## Exercise aim
Scan the lines below; pull out those with "title".

## Data provided
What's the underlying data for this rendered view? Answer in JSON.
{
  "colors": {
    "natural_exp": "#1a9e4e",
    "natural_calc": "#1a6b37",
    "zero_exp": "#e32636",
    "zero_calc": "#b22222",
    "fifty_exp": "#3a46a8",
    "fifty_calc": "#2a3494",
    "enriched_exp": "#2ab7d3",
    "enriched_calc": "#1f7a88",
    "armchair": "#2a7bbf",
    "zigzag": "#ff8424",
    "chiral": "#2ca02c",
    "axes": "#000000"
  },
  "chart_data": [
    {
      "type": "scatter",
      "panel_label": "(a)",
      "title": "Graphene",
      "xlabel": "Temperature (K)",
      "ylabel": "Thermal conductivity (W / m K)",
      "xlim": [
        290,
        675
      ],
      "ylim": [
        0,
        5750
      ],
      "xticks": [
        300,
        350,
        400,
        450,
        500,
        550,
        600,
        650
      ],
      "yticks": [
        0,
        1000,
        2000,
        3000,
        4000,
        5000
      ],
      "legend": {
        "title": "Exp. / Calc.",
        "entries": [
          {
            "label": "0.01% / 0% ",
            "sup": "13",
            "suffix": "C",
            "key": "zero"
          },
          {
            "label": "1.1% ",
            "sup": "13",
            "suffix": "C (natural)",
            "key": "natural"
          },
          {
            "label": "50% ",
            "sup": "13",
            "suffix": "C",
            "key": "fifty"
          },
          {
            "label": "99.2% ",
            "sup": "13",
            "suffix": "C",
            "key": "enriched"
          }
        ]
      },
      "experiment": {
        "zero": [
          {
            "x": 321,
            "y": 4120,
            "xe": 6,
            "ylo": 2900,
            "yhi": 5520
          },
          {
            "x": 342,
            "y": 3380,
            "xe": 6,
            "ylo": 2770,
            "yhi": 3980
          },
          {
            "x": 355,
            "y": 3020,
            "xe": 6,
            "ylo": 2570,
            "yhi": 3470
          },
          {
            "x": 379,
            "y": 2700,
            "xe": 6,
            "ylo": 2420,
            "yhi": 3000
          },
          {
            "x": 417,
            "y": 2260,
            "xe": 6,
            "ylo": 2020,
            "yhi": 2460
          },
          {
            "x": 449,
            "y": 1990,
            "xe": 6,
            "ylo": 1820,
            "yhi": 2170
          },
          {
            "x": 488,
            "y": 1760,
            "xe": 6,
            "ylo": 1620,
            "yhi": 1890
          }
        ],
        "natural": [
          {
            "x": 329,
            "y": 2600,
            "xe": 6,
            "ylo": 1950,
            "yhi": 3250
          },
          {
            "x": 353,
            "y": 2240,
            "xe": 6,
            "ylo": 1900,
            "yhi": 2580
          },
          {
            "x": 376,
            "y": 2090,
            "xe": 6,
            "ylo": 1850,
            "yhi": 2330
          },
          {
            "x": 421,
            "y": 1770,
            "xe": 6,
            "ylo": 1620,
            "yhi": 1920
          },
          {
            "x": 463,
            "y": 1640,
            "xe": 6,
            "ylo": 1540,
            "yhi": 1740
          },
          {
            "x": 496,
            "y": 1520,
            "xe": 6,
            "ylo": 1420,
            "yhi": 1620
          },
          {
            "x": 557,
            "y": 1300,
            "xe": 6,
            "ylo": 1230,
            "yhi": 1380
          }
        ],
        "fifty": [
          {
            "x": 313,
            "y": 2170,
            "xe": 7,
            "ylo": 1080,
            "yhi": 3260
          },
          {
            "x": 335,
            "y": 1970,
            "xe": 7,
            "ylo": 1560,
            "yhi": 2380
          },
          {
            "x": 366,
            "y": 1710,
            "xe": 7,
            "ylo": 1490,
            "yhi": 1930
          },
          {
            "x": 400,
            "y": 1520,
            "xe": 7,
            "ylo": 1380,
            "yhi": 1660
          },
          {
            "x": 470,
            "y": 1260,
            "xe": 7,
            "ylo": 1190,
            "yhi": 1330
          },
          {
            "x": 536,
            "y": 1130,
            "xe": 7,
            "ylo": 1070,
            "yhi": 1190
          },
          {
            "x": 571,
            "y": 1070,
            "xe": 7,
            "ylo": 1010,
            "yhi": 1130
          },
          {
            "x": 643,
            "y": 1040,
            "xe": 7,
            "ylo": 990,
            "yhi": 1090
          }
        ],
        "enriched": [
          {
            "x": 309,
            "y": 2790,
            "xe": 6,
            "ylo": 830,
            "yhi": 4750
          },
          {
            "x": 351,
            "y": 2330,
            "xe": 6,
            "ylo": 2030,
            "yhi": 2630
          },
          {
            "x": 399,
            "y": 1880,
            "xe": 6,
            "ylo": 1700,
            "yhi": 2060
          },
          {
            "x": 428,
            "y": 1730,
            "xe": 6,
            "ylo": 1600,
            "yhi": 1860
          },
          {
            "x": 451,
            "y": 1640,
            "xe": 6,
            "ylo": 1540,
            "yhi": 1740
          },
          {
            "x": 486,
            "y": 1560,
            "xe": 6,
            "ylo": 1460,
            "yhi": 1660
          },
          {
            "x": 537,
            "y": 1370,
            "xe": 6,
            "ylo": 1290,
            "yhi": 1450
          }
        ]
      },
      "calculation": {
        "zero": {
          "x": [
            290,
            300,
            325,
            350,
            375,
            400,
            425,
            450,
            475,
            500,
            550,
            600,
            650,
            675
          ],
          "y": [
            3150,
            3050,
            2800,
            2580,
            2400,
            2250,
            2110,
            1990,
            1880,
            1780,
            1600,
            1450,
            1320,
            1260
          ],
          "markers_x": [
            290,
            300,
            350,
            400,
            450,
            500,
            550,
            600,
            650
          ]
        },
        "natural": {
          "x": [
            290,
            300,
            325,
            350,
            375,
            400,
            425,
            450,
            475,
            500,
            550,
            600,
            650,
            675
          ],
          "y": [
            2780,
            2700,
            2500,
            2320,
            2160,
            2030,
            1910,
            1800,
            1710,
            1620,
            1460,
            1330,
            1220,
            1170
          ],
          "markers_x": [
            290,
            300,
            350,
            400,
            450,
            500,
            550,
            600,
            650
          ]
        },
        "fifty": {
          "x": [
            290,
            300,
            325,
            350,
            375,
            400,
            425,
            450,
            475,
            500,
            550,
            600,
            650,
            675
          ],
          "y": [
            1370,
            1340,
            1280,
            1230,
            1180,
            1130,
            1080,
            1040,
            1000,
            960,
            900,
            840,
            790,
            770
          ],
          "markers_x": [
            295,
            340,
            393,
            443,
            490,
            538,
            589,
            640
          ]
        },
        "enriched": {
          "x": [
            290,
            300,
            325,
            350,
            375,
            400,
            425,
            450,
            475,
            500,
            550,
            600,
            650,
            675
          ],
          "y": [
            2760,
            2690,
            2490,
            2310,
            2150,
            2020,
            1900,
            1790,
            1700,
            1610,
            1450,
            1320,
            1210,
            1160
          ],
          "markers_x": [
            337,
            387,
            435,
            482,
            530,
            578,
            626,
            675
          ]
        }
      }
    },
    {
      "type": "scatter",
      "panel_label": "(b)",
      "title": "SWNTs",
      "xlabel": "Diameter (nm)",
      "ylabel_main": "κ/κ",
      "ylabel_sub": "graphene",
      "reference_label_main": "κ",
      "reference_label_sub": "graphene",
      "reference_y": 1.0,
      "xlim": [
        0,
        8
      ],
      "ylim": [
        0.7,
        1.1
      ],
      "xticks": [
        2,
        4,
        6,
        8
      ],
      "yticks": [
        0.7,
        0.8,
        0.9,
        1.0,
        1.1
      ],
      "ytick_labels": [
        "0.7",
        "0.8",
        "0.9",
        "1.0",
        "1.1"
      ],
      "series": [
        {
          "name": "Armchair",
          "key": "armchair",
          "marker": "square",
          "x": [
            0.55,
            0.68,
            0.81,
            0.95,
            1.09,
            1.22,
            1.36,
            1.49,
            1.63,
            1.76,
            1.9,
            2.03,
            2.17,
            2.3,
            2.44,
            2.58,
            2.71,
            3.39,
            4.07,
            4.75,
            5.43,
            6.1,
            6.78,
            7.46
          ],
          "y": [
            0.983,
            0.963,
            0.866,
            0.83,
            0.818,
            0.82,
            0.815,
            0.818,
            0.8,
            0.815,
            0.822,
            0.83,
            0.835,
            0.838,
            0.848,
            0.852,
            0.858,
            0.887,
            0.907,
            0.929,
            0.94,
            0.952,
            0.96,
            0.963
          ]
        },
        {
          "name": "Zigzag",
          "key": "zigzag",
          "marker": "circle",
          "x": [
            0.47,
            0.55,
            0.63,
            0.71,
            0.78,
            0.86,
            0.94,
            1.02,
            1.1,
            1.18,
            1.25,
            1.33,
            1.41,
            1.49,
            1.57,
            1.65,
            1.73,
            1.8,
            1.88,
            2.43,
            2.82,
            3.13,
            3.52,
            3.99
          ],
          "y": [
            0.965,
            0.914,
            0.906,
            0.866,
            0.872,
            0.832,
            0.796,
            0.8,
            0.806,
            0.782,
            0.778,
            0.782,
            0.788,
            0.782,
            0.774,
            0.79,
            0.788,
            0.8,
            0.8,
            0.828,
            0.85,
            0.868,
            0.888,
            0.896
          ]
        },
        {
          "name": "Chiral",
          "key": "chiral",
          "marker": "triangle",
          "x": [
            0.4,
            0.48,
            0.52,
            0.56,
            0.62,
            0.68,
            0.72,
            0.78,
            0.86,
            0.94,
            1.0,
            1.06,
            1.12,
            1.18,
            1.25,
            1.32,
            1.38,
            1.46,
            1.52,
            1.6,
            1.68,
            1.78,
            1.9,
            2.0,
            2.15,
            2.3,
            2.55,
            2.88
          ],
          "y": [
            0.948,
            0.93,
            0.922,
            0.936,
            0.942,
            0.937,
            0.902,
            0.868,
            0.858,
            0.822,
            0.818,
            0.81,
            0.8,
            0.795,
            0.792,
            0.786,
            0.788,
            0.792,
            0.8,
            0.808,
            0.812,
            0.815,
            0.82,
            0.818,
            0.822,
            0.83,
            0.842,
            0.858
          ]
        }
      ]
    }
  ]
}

## Final answer
      "title": "Graphene",
        "title": "Exp. / Calc.",
      "title": "SWNTs",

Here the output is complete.